GOAL OF THE EXERCISE
According to the copyright FAQ, what must a work be in Romania to count as the author's own intellectual creation?

GIVEN PASSAGE
[BEGIN]

Frequently Asked Questions

What does copyright and related rights mean and cover, and is it the same all over the world?

Copyright protects most of the creations of the human mind, generally called works, provided that they are original. Additionally, related rights protect specific contributions that are important for the dissemination of copyrighted works. Although most provisions referring to copyright and related rights are very similar in most parts of the world, as a result of European and international legislation, differences still exist, even among the Member States of the European Union.

Do I automatically get copyright protection, for example, if I take a photograph with my phone, or do I have to register my work to get protection?

Copyright is granted to the author of the work, irrespective of any formalities, from the moment the work is created and it meets the criteria for protection, even if the work has not been finished or made public. In general, for a work to be protected by copyright it must be ‘the author’s own intellectual creation’, which in Romania means that a work needs to be expressed in a concrete form, to be original (i.e. it bears the mark of the author’s personality) and to be in a form that can be perceived by others. Therefore, if a photograph taken with a mobile phone meets the criteria for protection, copyright will exist in the photo from the very moment it has been taken, no registration is necessary. A photograph taken with a mobile phone will normally meet the criteria for protection whenever the photographer has individually chosen all or some of the various elements that influence how the final photograph looks (e.g. setting, lighting, pose of the subject, angle, aperture, exposure).

What is copyright infringement? Can I get in trouble for copyright infringement? What if I wasn't aware that I infringed something protected by copyright?

In general, copyright infringement refers to using a copyrighted work without proper authorisation. Many acts of use of a work (whether it is making a copy, giving that copy to someone else, uploading the copy to the internet or modifying it in order to show it to someone else) can amount to copyright infringement. There are serious consequences for copyright infringement, as both criminal and civil claims can be made against you. Even if not knowing that the act was infringing may reduce the risk of a criminal conviction, ignorance does not help with civil liability, which means that you may have to pay high damages to the rights holders.

Am I allowed to download a work protected by copyright from the internet and does it matter which technology is used and whether I download only parts of the work?

[END]

DATASET EXCERPTS
[BEGIN]

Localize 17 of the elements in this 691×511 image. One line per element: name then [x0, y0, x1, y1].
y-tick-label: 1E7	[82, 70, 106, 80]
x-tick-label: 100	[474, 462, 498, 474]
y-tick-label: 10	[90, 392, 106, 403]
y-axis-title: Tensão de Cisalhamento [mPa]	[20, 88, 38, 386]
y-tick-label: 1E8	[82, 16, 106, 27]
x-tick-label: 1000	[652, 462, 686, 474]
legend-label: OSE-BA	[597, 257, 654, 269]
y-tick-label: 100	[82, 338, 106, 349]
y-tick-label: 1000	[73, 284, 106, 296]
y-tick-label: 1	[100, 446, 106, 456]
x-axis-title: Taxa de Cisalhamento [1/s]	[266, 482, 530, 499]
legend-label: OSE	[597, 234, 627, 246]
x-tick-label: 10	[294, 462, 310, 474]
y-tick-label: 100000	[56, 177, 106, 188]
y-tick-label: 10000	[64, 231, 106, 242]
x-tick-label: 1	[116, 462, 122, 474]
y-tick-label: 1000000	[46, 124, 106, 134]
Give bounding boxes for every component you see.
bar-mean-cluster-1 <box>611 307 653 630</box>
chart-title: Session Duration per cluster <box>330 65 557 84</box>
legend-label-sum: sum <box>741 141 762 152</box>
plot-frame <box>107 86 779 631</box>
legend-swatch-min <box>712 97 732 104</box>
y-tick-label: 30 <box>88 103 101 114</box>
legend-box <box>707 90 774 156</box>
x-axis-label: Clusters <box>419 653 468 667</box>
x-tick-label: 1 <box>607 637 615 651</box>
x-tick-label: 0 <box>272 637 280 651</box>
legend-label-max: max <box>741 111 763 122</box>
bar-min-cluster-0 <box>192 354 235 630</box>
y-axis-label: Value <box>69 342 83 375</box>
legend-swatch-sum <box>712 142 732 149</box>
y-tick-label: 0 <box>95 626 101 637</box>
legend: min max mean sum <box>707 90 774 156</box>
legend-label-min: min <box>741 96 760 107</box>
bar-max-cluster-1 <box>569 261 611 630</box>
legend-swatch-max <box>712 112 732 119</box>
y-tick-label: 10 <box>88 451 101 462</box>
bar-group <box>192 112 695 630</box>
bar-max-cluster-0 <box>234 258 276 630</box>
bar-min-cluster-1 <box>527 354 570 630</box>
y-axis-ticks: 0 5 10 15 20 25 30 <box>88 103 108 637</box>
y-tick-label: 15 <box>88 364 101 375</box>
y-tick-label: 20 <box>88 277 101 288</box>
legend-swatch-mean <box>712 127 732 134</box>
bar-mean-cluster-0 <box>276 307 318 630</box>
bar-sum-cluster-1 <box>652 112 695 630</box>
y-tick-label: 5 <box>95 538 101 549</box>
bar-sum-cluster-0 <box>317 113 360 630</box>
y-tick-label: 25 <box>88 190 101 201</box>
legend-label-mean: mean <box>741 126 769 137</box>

[END]

OUTPUT OF THE TASK
It must be expressed in a concrete form, be original (bearing the mark of the author's personality), and be in a form that can be perceived by others.